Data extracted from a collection
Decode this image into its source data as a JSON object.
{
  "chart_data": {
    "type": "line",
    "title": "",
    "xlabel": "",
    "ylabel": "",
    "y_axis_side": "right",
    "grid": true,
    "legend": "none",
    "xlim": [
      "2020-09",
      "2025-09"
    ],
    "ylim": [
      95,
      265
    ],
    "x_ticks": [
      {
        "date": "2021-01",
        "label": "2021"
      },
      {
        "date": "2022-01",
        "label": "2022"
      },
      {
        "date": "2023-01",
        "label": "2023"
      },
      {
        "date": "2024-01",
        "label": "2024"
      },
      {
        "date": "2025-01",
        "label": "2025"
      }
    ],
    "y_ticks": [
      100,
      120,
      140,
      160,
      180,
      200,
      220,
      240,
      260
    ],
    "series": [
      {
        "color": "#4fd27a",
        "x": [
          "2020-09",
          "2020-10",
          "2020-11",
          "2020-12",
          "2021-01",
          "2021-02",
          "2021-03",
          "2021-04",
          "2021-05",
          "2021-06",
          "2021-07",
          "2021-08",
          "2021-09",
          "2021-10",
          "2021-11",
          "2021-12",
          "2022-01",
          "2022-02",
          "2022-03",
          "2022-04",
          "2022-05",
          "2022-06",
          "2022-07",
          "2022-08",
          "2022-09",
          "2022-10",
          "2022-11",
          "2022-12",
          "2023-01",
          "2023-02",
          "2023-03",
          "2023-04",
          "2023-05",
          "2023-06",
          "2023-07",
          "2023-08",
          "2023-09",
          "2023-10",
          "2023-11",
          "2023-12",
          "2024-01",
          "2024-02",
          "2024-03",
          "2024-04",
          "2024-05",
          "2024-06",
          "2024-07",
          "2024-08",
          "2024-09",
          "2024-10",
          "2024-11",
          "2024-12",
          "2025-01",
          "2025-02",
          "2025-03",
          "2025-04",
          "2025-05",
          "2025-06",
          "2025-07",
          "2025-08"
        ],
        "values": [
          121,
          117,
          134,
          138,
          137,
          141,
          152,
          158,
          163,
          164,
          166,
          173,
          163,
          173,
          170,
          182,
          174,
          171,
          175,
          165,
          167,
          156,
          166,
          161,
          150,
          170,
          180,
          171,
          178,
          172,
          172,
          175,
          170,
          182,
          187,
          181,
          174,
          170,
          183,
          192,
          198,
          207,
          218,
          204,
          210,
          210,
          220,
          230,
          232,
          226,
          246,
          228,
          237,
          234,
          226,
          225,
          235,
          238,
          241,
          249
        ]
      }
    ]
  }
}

> **What is expected**: Quote each line of the listing above exactly.

> **Exercise answer**:
Decode this image into its source data as a JSON object.
{
  "chart_data": {
    "type": "line",
    "title": "",
    "xlabel": "",
    "ylabel": "",
    "y_axis_side": "right",
    "grid": true,
    "legend": "none",
    "xlim": [
      "2020-09",
      "2025-09"
    ],
    "ylim": [
      95,
      265
    ],
    "x_ticks": [
      {
        "date": "2021-01",
        "label": "2021"
      },
      {
        "date": "2022-01",
        "label": "2022"
      },
      {
        "date": "2023-01",
        "label": "2023"
      },
      {
        "date": "2024-01",
        "label": "2024"
      },
      {
        "date": "2025-01",
        "label": "2025"
      }
    ],
    "y_ticks": [
      100,
      120,
      140,
      160,
      180,
      200,
      220,
      240,
      260
    ],
    "series": [
      {
        "color": "#4fd27a",
        "x": [
          "2020-09",
          "2020-10",
          "2020-11",
          "2020-12",
          "2021-01",
          "2021-02",
          "2021-03",
          "2021-04",
          "2021-05",
          "2021-06",
          "2021-07",
          "2021-08",
          "2021-09",
          "2021-10",
          "2021-11",
          "2021-12",
          "2022-01",
          "2022-02",
          "2022-03",
          "2022-04",
          "2022-05",
          "2022-06",
          "2022-07",
          "2022-08",
          "2022-09",
          "2022-10",
          "2022-11",
          "2022-12",
          "2023-01",
          "2023-02",
          "2023-03",
          "2023-04",
          "2023-05",
          "2023-06",
          "2023-07",
          "2023-08",
          "2023-09",
          "2023-10",
          "2023-11",
          "2023-12",
          "2024-01",
          "2024-02",
          "2024-03",
          "2024-04",
          "2024-05",
          "2024-06",
          "2024-07",
          "2024-08",
          "2024-09",
          "2024-10",
          "2024-11",
          "2024-12",
          "2025-01",
          "2025-02",
          "2025-03",
          "2025-04",
          "2025-05",
          "2025-06",
          "2025-07",
          "2025-08"
        ],
        "values": [
          121,
          117,
          134,
          138,
          137,
          141,
          152,
          158,
          163,
          164,
          166,
          173,
          163,
          173,
          170,
          182,
          174,
          171,
          175,
          165,
          167,
          156,
          166,
          161,
          150,
          170,
          180,
          171,
          178,
          172,
          172,
          175,
          170,
          182,
          187,
          181,
          174,
          170,
          183,
          192,
          198,
          207,
          218,
          204,
          210,
          210,
          220,
          230,
          232,
          226,
          246,
          228,
          237,
          234,
          226,
          225,
          235,
          238,
          241,
          249
        ]
      }
    ]
  }
}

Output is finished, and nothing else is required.